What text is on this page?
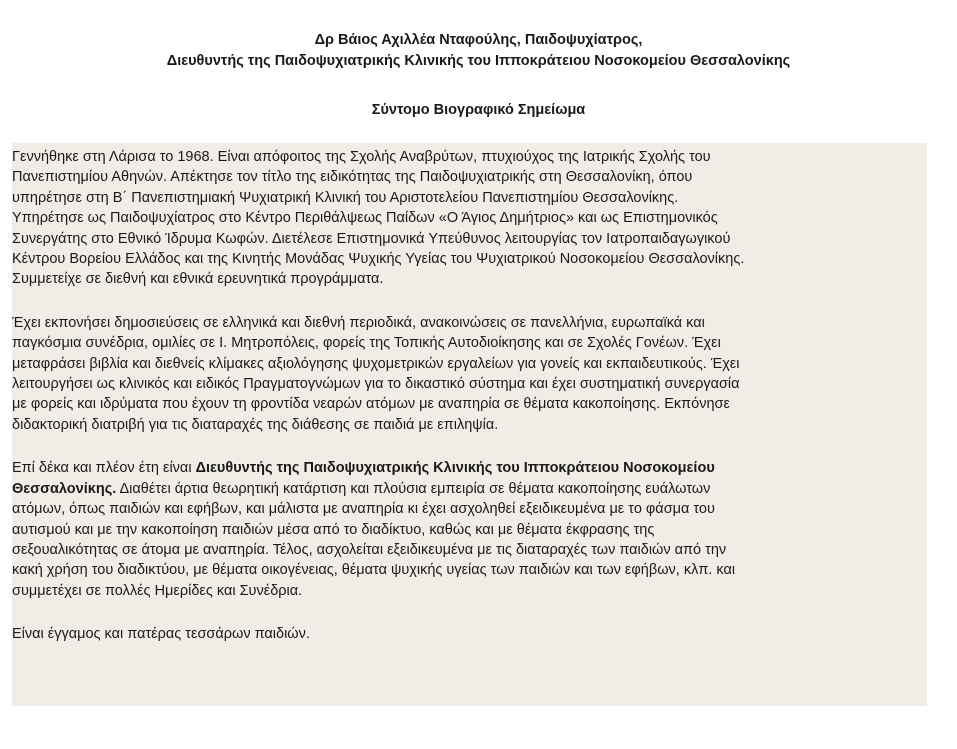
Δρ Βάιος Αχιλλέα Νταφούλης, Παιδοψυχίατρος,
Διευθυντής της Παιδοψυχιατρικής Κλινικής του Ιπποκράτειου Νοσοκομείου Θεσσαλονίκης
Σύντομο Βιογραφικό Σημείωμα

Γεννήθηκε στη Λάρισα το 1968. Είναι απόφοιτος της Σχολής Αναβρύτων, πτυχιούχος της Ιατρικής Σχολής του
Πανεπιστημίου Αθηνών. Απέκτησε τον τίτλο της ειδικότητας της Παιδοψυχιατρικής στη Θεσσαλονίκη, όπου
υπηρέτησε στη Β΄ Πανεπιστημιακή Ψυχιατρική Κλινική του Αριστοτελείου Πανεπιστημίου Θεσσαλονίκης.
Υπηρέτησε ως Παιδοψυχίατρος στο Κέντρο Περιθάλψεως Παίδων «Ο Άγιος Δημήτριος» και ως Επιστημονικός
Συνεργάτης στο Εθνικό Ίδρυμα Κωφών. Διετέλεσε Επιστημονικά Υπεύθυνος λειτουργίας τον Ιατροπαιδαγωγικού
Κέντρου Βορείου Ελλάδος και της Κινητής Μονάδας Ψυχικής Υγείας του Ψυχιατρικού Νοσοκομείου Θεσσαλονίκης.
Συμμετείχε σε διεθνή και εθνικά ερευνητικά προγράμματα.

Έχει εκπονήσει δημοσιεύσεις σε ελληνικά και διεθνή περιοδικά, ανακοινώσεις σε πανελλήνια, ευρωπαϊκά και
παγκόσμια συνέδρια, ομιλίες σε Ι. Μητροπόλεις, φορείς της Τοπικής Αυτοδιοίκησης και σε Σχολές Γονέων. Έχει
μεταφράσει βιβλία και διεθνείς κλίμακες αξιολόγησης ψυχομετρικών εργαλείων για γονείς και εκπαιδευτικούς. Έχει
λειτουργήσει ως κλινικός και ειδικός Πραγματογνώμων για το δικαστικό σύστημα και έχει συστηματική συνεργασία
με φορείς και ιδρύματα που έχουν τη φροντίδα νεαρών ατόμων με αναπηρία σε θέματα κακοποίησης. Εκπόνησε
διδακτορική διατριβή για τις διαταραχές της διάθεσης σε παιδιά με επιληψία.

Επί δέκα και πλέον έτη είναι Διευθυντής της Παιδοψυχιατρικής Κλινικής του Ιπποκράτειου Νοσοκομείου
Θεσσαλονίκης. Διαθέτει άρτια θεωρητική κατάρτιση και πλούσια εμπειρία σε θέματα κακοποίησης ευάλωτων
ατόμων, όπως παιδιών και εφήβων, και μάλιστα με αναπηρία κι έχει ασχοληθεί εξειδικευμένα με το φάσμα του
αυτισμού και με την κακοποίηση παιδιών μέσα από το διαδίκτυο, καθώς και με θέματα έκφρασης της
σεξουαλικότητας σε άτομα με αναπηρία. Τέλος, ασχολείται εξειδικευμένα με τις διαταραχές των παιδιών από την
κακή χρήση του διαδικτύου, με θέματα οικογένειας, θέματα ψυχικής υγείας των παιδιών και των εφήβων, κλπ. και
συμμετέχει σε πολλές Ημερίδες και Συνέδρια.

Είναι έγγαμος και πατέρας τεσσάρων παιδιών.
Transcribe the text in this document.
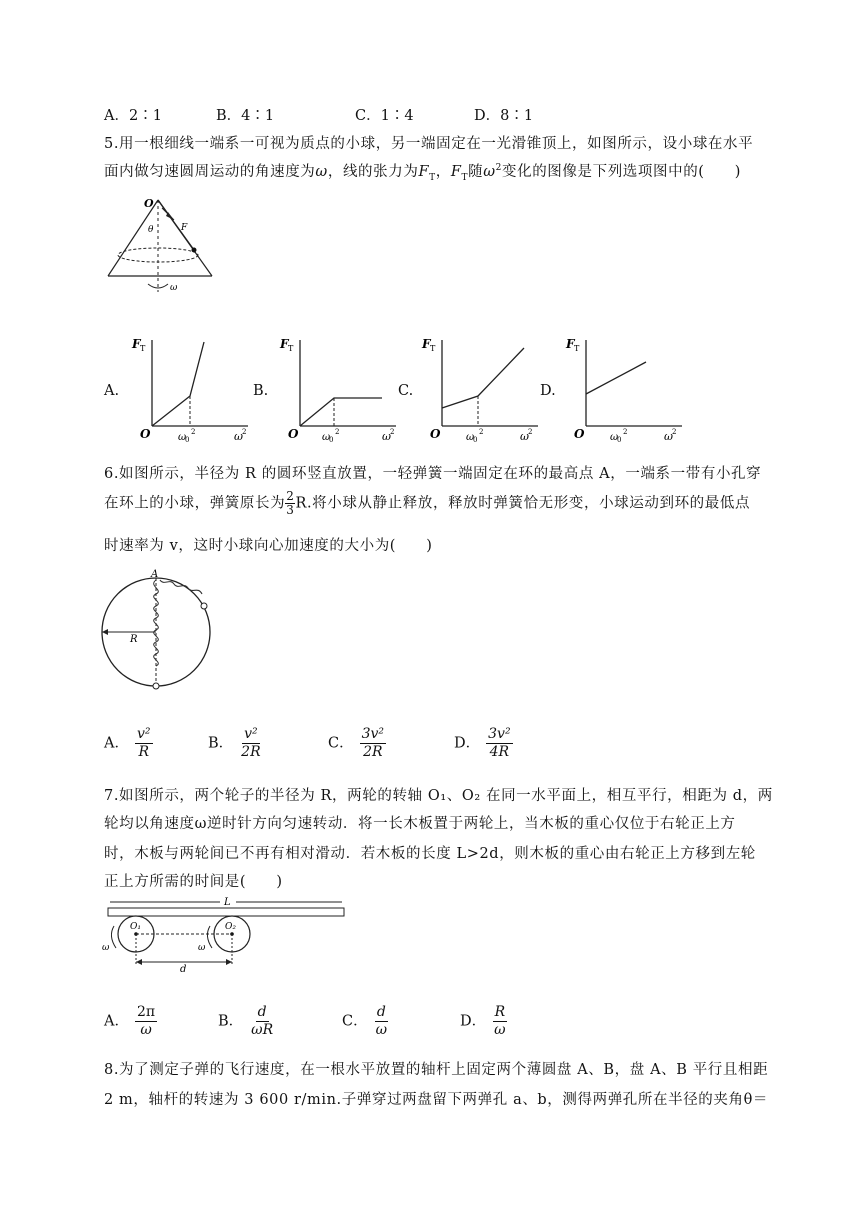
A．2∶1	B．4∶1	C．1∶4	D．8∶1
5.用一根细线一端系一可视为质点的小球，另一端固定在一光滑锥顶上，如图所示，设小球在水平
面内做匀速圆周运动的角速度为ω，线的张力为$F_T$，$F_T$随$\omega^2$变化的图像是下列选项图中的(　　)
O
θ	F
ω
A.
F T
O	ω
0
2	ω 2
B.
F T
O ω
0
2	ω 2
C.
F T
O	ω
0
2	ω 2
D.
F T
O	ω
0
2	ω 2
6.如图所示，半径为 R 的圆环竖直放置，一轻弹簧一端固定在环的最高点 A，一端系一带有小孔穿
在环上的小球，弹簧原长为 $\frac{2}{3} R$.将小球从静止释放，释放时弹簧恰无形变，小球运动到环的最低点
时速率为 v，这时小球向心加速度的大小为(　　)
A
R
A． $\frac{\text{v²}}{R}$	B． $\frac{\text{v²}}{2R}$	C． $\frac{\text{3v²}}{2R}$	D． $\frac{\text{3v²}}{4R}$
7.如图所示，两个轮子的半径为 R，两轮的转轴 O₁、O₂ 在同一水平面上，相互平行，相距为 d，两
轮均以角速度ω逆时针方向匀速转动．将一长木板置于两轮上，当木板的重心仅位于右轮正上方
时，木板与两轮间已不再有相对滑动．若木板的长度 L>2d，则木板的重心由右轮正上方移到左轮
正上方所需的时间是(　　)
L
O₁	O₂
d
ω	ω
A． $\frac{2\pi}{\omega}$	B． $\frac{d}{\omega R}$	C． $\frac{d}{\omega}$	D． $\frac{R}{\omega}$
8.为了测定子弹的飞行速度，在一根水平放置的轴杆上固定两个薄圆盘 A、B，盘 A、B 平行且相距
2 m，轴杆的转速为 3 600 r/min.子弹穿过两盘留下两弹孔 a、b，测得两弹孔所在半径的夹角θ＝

+ + + + +

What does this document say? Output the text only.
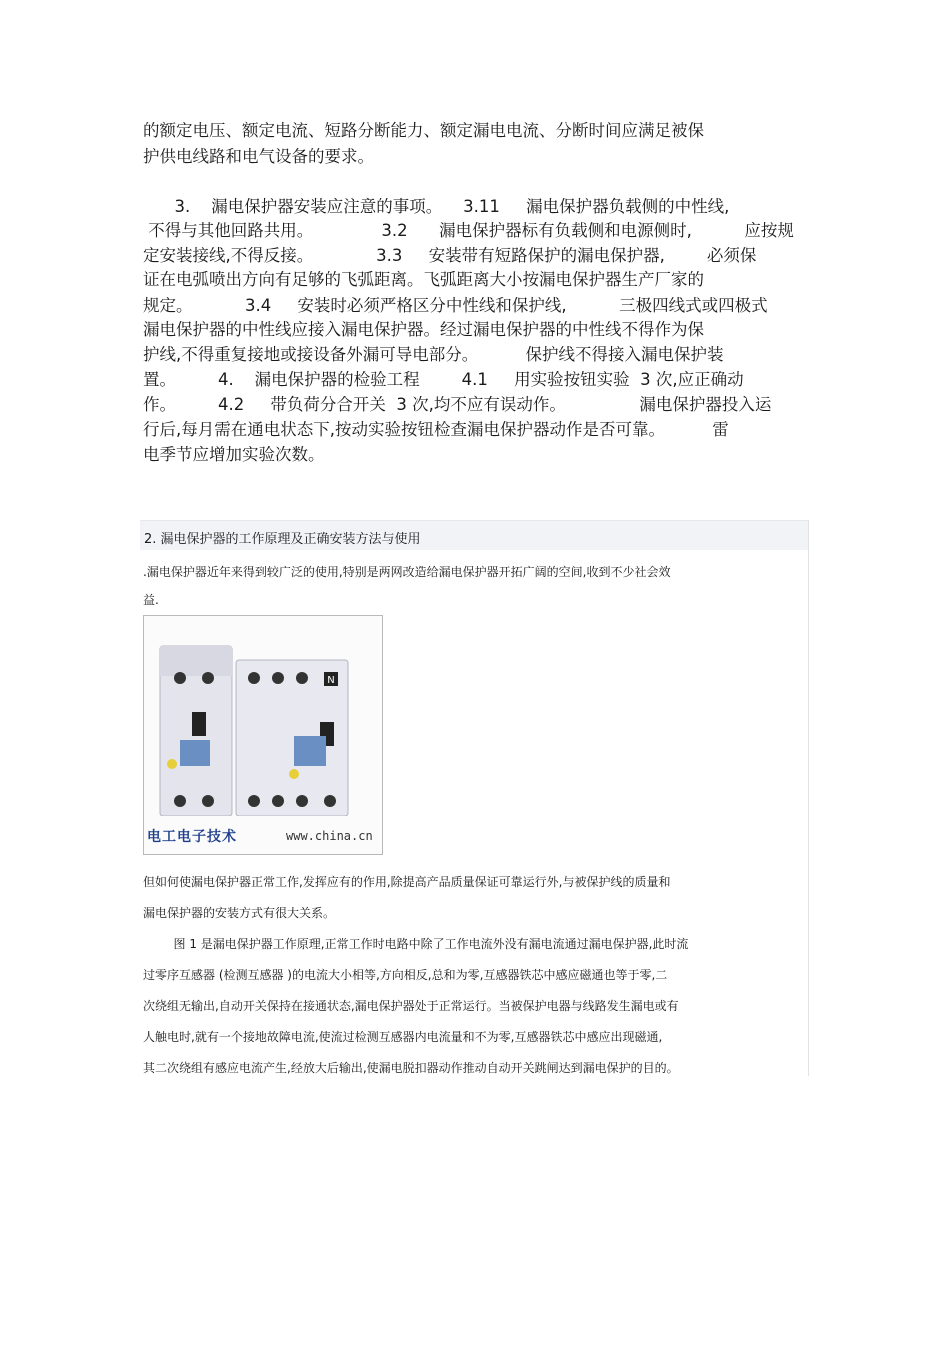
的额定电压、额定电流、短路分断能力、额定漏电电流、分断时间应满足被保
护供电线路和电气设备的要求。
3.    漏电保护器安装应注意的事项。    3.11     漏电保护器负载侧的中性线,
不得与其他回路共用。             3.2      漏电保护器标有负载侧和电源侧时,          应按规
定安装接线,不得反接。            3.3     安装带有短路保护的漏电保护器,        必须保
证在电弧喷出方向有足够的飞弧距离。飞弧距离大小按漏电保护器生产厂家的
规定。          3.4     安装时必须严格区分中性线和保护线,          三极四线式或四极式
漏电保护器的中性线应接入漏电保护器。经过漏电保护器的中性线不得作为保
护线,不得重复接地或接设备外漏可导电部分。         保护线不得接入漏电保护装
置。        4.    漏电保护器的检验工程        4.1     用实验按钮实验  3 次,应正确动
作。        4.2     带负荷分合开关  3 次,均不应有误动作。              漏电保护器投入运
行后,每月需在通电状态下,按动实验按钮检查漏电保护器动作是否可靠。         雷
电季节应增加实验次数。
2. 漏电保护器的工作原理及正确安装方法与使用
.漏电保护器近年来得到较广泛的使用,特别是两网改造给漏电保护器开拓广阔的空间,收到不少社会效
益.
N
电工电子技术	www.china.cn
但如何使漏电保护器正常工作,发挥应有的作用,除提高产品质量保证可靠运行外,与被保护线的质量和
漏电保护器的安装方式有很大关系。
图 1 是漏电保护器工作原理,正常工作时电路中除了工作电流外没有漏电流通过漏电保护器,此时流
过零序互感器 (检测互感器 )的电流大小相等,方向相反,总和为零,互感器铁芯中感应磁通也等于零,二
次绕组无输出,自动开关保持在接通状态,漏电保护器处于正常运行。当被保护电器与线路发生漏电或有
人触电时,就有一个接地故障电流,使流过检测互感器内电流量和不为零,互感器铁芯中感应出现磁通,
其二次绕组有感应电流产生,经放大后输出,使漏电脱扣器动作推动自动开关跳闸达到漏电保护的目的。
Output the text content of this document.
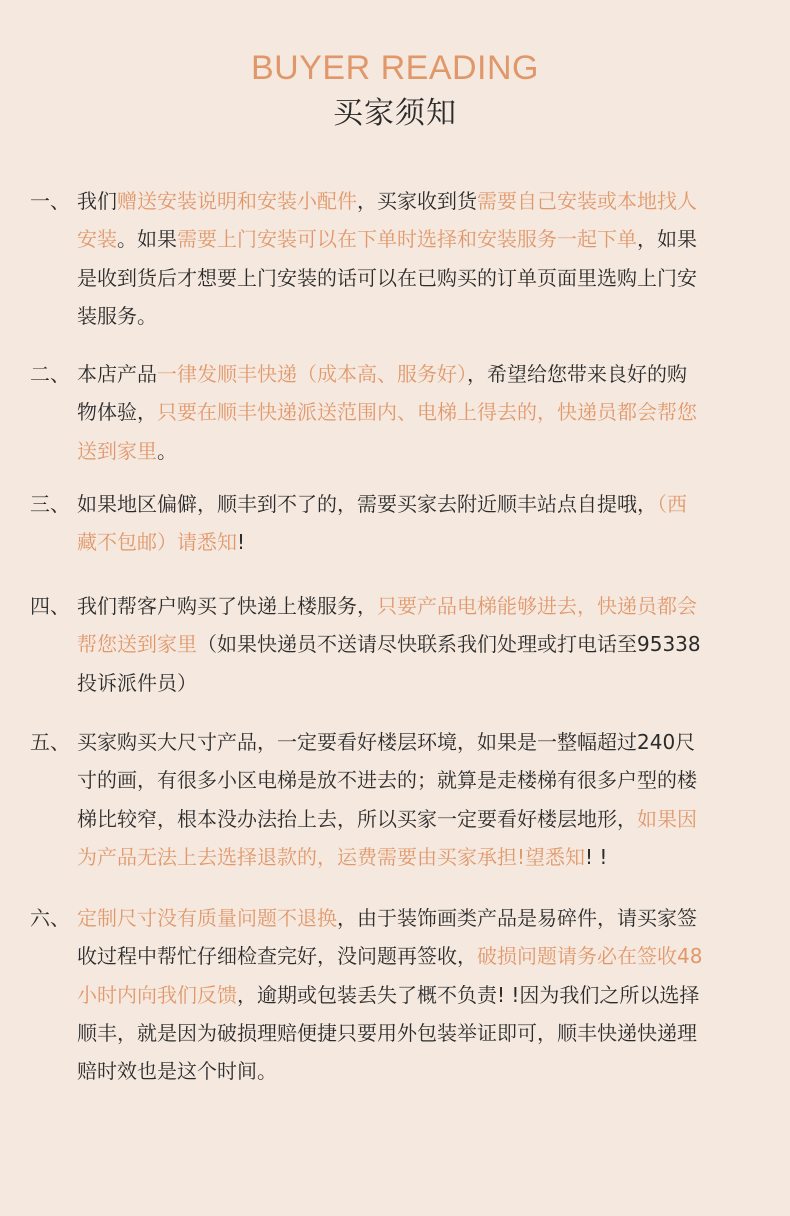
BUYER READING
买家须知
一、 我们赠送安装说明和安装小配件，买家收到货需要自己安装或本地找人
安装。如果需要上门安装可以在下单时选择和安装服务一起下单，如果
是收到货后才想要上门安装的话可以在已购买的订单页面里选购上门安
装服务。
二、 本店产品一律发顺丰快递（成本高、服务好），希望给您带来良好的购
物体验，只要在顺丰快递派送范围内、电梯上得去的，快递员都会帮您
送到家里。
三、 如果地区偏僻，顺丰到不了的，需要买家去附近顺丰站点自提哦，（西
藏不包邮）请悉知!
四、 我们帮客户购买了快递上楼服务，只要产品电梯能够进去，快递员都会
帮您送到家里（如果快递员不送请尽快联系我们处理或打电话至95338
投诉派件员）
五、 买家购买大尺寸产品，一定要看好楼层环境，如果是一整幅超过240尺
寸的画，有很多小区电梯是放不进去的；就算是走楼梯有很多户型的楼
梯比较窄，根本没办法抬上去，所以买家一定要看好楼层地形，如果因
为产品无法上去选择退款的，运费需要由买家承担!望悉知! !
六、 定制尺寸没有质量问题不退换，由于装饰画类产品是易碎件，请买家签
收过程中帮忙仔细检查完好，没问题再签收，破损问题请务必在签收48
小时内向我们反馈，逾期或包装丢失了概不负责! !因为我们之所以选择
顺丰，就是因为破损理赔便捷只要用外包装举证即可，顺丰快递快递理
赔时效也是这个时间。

+ + + + +

§ Problem statement:
Pick out each line that holds the string "εφήβων".

§ Solution to the exercise:
ατόμων, όπως παιδιών και εφήβων, και μάλιστα με αναπηρία κι έχει ασχοληθεί εξειδικευμένα με το φάσμα του
κακή χρήση του διαδικτύου, με θέματα οικογένειας, θέματα ψυχικής υγείας των παιδιών και των εφήβων, κλπ. και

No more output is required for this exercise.